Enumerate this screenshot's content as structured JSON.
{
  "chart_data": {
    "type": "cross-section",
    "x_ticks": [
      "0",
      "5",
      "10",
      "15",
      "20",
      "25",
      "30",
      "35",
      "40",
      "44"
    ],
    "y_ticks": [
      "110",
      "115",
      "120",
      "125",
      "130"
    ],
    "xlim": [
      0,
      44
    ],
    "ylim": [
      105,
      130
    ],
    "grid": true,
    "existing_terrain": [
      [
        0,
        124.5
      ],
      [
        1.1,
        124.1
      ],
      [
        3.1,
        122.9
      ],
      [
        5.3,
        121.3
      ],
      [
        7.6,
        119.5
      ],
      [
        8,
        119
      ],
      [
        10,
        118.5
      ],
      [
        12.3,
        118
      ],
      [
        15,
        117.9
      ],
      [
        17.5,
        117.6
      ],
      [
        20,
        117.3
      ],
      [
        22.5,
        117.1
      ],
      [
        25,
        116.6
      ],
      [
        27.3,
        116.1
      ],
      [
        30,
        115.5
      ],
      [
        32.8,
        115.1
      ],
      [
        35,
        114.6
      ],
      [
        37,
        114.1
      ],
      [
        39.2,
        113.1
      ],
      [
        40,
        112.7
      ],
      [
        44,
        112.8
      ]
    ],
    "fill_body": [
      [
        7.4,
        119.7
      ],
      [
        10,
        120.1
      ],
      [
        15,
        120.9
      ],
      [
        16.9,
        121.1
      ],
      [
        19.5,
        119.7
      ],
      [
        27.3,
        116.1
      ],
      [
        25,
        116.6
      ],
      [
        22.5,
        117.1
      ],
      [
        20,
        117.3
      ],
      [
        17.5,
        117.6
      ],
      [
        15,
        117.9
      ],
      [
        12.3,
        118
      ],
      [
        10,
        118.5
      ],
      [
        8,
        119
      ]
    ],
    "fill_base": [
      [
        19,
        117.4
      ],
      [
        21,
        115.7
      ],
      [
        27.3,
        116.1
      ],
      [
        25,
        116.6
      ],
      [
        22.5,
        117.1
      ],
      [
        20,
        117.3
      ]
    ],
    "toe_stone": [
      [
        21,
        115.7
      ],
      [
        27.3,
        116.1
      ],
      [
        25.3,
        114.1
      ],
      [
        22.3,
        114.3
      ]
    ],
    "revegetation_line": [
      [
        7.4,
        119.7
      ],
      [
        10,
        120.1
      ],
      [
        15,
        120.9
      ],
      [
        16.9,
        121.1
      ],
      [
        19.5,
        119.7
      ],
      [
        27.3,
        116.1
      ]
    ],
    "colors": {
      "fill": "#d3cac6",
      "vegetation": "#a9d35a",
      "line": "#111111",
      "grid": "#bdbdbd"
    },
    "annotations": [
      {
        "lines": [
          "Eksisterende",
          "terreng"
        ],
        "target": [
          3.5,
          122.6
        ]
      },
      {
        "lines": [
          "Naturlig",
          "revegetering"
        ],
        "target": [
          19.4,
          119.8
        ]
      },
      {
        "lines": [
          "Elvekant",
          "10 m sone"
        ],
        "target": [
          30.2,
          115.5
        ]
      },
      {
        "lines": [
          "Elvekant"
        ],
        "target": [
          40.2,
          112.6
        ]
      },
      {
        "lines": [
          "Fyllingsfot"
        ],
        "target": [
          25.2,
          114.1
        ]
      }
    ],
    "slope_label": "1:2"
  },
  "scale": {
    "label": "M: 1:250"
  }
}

——

The problem:
Word for word, restate all of the data shown above.

Response to the task:
Enumerate this screenshot's content as structured JSON.
{
  "chart_data": {
    "type": "cross-section",
    "x_ticks": [
      "0",
      "5",
      "10",
      "15",
      "20",
      "25",
      "30",
      "35",
      "40",
      "44"
    ],
    "y_ticks": [
      "110",
      "115",
      "120",
      "125",
      "130"
    ],
    "xlim": [
      0,
      44
    ],
    "ylim": [
      105,
      130
    ],
    "grid": true,
    "existing_terrain": [
      [
        0,
        124.5
      ],
      [
        1.1,
        124.1
      ],
      [
        3.1,
        122.9
      ],
      [
        5.3,
        121.3
      ],
      [
        7.6,
        119.5
      ],
      [
        8,
        119
      ],
      [
        10,
        118.5
      ],
      [
        12.3,
        118
      ],
      [
        15,
        117.9
      ],
      [
        17.5,
        117.6
      ],
      [
        20,
        117.3
      ],
      [
        22.5,
        117.1
      ],
      [
        25,
        116.6
      ],
      [
        27.3,
        116.1
      ],
      [
        30,
        115.5
      ],
      [
        32.8,
        115.1
      ],
      [
        35,
        114.6
      ],
      [
        37,
        114.1
      ],
      [
        39.2,
        113.1
      ],
      [
        40,
        112.7
      ],
      [
        44,
        112.8
      ]
    ],
    "fill_body": [
      [
        7.4,
        119.7
      ],
      [
        10,
        120.1
      ],
      [
        15,
        120.9
      ],
      [
        16.9,
        121.1
      ],
      [
        19.5,
        119.7
      ],
      [
        27.3,
        116.1
      ],
      [
        25,
        116.6
      ],
      [
        22.5,
        117.1
      ],
      [
        20,
        117.3
      ],
      [
        17.5,
        117.6
      ],
      [
        15,
        117.9
      ],
      [
        12.3,
        118
      ],
      [
        10,
        118.5
      ],
      [
        8,
        119
      ]
    ],
    "fill_base": [
      [
        19,
        117.4
      ],
      [
        21,
        115.7
      ],
      [
        27.3,
        116.1
      ],
      [
        25,
        116.6
      ],
      [
        22.5,
        117.1
      ],
      [
        20,
        117.3
      ]
    ],
    "toe_stone": [
      [
        21,
        115.7
      ],
      [
        27.3,
        116.1
      ],
      [
        25.3,
        114.1
      ],
      [
        22.3,
        114.3
      ]
    ],
    "revegetation_line": [
      [
        7.4,
        119.7
      ],
      [
        10,
        120.1
      ],
      [
        15,
        120.9
      ],
      [
        16.9,
        121.1
      ],
      [
        19.5,
        119.7
      ],
      [
        27.3,
        116.1
      ]
    ],
    "colors": {
      "fill": "#d3cac6",
      "vegetation": "#a9d35a",
      "line": "#111111",
      "grid": "#bdbdbd"
    },
    "annotations": [
      {
        "lines": [
          "Eksisterende",
          "terreng"
        ],
        "target": [
          3.5,
          122.6
        ]
      },
      {
        "lines": [
          "Naturlig",
          "revegetering"
        ],
        "target": [
          19.4,
          119.8
        ]
      },
      {
        "lines": [
          "Elvekant",
          "10 m sone"
        ],
        "target": [
          30.2,
          115.5
        ]
      },
      {
        "lines": [
          "Elvekant"
        ],
        "target": [
          40.2,
          112.6
        ]
      },
      {
        "lines": [
          "Fyllingsfot"
        ],
        "target": [
          25.2,
          114.1
        ]
      }
    ],
    "slope_label": "1:2"
  },
  "scale": {
    "label": "M: 1:250"
  }
}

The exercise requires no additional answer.